▸ **Records for the exercise**
--
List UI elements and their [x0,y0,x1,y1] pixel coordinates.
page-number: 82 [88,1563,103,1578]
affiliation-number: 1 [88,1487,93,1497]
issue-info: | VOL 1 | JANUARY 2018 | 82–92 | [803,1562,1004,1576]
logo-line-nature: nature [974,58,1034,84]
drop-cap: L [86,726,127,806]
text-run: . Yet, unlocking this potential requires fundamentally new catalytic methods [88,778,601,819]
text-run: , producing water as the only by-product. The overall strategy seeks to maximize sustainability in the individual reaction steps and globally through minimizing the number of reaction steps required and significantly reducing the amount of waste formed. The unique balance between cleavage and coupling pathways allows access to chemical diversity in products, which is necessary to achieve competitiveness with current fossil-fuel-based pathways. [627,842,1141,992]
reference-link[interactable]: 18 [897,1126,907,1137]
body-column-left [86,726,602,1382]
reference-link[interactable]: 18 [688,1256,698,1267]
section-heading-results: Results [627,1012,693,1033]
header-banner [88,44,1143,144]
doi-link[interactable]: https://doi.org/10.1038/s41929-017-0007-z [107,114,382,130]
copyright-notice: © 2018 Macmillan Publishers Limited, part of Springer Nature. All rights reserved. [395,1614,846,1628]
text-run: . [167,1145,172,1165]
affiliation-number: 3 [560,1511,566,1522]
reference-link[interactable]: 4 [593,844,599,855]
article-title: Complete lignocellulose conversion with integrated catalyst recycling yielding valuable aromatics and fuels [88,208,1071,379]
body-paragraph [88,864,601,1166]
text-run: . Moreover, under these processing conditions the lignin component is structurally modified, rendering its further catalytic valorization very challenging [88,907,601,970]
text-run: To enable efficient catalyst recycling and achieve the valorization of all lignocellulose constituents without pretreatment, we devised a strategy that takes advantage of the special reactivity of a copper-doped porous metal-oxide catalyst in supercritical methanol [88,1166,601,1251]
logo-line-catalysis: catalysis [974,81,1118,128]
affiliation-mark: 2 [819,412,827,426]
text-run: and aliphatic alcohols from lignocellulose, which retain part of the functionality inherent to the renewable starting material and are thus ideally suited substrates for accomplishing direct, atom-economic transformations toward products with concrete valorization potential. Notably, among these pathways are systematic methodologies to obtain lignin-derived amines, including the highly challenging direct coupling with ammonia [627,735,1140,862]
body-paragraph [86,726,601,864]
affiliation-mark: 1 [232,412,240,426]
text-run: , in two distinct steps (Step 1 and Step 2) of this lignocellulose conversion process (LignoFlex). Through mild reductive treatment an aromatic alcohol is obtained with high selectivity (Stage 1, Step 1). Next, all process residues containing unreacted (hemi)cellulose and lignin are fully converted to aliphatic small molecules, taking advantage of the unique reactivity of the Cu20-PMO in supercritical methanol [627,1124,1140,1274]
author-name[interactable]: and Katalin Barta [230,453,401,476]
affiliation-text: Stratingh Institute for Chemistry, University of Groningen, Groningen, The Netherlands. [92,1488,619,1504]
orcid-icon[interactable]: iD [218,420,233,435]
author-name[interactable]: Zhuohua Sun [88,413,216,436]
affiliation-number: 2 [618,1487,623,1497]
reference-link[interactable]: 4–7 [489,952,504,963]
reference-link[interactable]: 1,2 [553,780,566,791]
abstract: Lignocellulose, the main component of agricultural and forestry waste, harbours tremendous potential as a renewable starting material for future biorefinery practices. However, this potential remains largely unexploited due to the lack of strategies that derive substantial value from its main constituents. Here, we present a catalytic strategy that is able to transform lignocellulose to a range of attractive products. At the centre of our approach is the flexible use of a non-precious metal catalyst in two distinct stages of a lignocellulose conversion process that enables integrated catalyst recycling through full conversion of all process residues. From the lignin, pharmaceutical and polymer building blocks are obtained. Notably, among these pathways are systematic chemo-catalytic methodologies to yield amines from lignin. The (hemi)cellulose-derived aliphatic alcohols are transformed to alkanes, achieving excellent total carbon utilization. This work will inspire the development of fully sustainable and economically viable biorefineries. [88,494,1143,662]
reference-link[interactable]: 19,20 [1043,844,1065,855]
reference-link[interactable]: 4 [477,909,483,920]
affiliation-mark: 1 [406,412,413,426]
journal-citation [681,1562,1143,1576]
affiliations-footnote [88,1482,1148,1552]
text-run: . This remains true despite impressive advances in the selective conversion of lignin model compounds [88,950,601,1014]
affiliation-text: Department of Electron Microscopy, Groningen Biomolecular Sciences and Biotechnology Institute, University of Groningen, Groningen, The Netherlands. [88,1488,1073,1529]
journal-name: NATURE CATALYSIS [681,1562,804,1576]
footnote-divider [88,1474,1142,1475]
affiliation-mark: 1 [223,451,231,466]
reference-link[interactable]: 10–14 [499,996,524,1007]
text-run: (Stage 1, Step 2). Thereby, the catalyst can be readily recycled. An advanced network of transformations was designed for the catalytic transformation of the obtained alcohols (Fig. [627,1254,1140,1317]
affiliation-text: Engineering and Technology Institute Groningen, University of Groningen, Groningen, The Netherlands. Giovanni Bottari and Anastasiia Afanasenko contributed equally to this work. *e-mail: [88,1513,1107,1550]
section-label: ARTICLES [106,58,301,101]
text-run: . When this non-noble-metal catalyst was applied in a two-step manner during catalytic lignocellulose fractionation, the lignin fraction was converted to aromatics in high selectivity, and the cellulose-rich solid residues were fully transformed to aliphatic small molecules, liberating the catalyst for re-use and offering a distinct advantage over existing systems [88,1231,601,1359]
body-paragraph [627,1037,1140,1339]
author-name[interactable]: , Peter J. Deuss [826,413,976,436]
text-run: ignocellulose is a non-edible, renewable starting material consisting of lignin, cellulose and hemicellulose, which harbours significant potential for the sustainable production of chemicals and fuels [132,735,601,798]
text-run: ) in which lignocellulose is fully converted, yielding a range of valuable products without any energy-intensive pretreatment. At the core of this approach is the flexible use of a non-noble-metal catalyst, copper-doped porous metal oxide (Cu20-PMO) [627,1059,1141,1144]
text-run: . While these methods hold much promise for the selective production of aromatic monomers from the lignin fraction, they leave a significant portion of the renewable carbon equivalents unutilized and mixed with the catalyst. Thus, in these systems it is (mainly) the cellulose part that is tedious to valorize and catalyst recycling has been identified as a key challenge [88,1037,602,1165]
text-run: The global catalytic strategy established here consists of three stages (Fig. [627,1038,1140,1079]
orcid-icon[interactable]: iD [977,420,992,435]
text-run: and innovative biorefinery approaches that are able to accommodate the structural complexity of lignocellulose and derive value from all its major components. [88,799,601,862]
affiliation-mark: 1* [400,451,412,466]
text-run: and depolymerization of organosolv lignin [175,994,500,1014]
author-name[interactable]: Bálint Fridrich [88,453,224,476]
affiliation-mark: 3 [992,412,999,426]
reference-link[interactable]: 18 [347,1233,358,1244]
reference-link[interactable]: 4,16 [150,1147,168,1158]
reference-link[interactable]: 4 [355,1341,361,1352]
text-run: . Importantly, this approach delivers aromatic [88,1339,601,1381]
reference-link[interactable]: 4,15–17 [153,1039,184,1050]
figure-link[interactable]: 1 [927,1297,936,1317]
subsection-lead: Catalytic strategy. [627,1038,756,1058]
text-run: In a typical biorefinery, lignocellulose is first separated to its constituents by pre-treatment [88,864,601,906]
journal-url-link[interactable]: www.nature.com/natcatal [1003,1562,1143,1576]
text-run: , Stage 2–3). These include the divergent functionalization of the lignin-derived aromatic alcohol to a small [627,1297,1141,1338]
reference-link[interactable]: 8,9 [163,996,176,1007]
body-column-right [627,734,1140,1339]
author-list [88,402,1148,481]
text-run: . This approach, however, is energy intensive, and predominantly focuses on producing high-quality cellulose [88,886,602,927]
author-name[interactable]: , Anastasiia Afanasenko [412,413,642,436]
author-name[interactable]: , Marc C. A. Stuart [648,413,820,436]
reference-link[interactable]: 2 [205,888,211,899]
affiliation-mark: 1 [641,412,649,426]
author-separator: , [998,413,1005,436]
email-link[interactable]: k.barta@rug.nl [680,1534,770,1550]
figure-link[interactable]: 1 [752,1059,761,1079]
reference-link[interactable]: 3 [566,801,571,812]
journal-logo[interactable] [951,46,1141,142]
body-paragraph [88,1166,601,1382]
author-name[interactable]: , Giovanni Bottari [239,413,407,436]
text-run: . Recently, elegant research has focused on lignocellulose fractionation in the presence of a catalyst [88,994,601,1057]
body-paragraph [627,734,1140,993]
--
▸ **Set exercise**
Format the rows above as a numbered list, starting from the first row and running up to and including the row with "text-run: . Yet, unlocking". Leave out any blank lines.

▸ **Correct output**
1. List UI elements and their [x0,y0,x1,y1] pixel coordinates.
2. page-number: 82 [88,1563,103,1578]
3. affiliation-number: 1 [88,1487,93,1497]
4. issue-info: | VOL 1 | JANUARY 2018 | 82–92 | [803,1562,1004,1576]
5. logo-line-nature: nature [974,58,1034,84]
6. drop-cap: L [86,726,127,806]
7. text-run: . Yet, unlocking this potential requires fundamentally new catalytic methods [88,778,601,819]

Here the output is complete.